Do this: Every line of the material is to be quoted verbatim, minus the pictures.

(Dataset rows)
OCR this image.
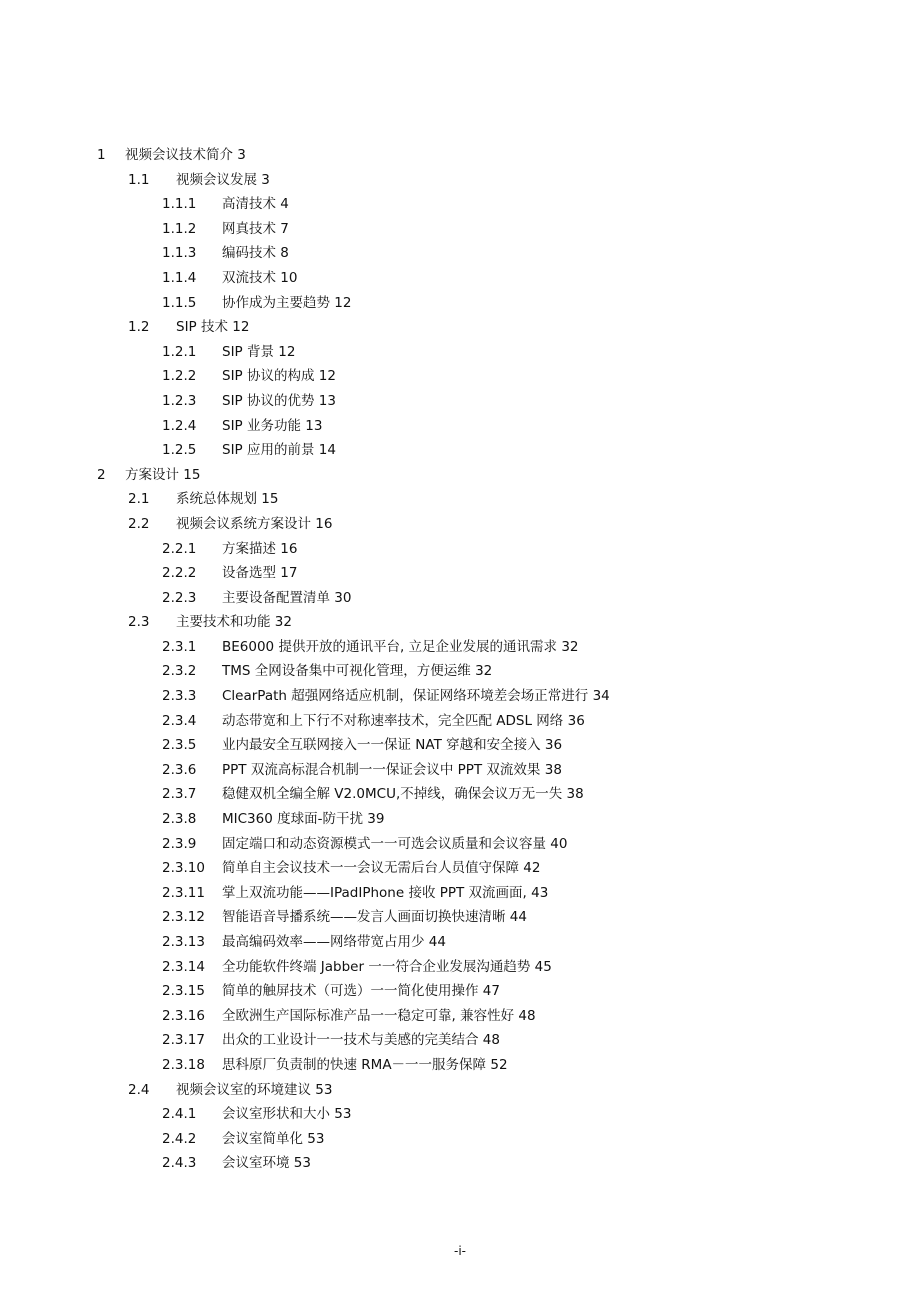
1 视频会议技术简介 3
1.1 视频会议发展 3
1.1.1 高清技术 4
1.1.2 网真技术 7
1.1.3 编码技术 8
1.1.4 双流技术 10
1.1.5 协作成为主要趋势 12
1.2 SIP 技术 12
1.2.1 SIP 背景 12
1.2.2 SIP 协议的构成 12
1.2.3 SIP 协议的优势 13
1.2.4 SIP 业务功能 13
1.2.5 SIP 应用的前景 14
2 方案设计 15
2.1 系统总体规划 15
2.2 视频会议系统方案设计 16
2.2.1 方案描述 16
2.2.2 设备选型 17
2.2.3 主要设备配置清单 30
2.3 主要技术和功能 32
2.3.1 BE6000 提供开放的通讯平台, 立足企业发展的通讯需求 32
2.3.2 TMS 全网设备集中可视化管理，方便运维 32
2.3.3 ClearPath 超强网络适应机制，保证网络环境差会场正常进行 34
2.3.4 动态带宽和上下行不对称速率技术，完全匹配 ADSL 网络 36
2.3.5 业内最安全互联网接入一一保证 NAT 穿越和安全接入 36
2.3.6 PPT 双流高标混合机制一一保证会议中 PPT 双流效果 38
2.3.7 稳健双机全编全解 V2.0MCU,不掉线，确保会议万无一失 38
2.3.8 MIC360 度球面-防干扰 39
2.3.9 固定端口和动态资源模式一一可选会议质量和会议容量 40
2.3.10 简单自主会议技术一一会议无需后台人员值守保障 42
2.3.11 掌上双流功能——IPadIPhone 接收 PPT 双流画面, 43
2.3.12 智能语音导播系统——发言人画面切换快速清晰 44
2.3.13 最高编码效率——网络带宽占用少 44
2.3.14 全功能软件终端 Jabber 一一符合企业发展沟通趋势 45
2.3.15 简单的触屏技术（可选）一一简化使用操作 47
2.3.16 全欧洲生产国际标准产品一一稳定可靠, 兼容性好 48
2.3.17 出众的工业设计一一技术与美感的完美结合 48
2.3.18 思科原厂负责制的快速 RMA－一一服务保障 52
2.4 视频会议室的环境建议 53
2.4.1 会议室形状和大小 53
2.4.2 会议室简单化 53
2.4.3 会议室环境 53
-i-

Reply:
OCR this image.
1 视频会议技术简介 3
1.1 视频会议发展 3
1.1.1 高清技术 4
1.1.2 网真技术 7
1.1.3 编码技术 8
1.1.4 双流技术 10
1.1.5 协作成为主要趋势 12
1.2 SIP 技术 12
1.2.1 SIP 背景 12
1.2.2 SIP 协议的构成 12
1.2.3 SIP 协议的优势 13
1.2.4 SIP 业务功能 13
1.2.5 SIP 应用的前景 14
2 方案设计 15
2.1 系统总体规划 15
2.2 视频会议系统方案设计 16
2.2.1 方案描述 16
2.2.2 设备选型 17
2.2.3 主要设备配置清单 30
2.3 主要技术和功能 32
2.3.1 BE6000 提供开放的通讯平台, 立足企业发展的通讯需求 32
2.3.2 TMS 全网设备集中可视化管理，方便运维 32
2.3.3 ClearPath 超强网络适应机制，保证网络环境差会场正常进行 34
2.3.4 动态带宽和上下行不对称速率技术，完全匹配 ADSL 网络 36
2.3.5 业内最安全互联网接入一一保证 NAT 穿越和安全接入 36
2.3.6 PPT 双流高标混合机制一一保证会议中 PPT 双流效果 38
2.3.7 稳健双机全编全解 V2.0MCU,不掉线，确保会议万无一失 38
2.3.8 MIC360 度球面-防干扰 39
2.3.9 固定端口和动态资源模式一一可选会议质量和会议容量 40
2.3.10 简单自主会议技术一一会议无需后台人员值守保障 42
2.3.11 掌上双流功能——IPadIPhone 接收 PPT 双流画面, 43
2.3.12 智能语音导播系统——发言人画面切换快速清晰 44
2.3.13 最高编码效率——网络带宽占用少 44
2.3.14 全功能软件终端 Jabber 一一符合企业发展沟通趋势 45
2.3.15 简单的触屏技术（可选）一一简化使用操作 47
2.3.16 全欧洲生产国际标准产品一一稳定可靠, 兼容性好 48
2.3.17 出众的工业设计一一技术与美感的完美结合 48
2.3.18 思科原厂负责制的快速 RMA－一一服务保障 52
2.4 视频会议室的环境建议 53
2.4.1 会议室形状和大小 53
2.4.2 会议室简单化 53
2.4.3 会议室环境 53
-i-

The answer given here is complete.